Extract and list every line that contains the word "from".

Figure dataset records

####

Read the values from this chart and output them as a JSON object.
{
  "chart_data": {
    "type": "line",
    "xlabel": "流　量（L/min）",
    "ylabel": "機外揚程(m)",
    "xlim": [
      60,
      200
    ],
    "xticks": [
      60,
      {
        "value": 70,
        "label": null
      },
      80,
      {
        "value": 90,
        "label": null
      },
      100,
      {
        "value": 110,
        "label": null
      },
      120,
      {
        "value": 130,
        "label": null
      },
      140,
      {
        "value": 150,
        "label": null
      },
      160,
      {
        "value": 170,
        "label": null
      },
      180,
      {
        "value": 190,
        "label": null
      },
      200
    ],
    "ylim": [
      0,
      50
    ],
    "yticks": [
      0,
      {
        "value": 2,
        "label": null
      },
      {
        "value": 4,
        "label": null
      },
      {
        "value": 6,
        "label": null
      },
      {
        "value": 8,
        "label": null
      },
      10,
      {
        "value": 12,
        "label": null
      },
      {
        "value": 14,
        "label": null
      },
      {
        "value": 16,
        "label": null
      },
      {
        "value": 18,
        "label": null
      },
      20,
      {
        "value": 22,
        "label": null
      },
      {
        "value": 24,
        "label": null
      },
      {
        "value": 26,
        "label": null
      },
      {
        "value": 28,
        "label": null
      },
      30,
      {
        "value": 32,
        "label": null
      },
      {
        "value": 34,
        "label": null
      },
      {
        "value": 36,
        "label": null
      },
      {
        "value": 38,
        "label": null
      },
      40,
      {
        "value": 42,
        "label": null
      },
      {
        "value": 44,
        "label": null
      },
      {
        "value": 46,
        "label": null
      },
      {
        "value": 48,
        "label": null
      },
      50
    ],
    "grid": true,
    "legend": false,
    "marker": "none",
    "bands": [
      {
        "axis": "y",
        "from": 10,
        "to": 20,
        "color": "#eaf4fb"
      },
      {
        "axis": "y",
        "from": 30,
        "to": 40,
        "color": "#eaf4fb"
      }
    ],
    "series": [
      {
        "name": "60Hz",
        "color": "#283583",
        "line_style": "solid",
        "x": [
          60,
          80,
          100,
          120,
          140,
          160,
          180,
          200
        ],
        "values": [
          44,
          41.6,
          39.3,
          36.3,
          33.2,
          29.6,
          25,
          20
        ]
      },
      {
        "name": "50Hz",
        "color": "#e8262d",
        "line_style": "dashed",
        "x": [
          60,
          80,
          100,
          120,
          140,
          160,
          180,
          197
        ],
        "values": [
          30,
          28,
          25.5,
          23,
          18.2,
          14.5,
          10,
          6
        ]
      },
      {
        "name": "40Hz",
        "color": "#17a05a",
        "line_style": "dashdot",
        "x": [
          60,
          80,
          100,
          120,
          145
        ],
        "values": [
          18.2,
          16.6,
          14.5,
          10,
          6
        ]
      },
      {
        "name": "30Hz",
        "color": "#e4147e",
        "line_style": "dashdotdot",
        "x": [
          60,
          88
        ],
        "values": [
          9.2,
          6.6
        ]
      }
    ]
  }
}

####

Result of this task
Read the values from this chart and output them as a JSON object.
        "from": 10,
        "from": 30,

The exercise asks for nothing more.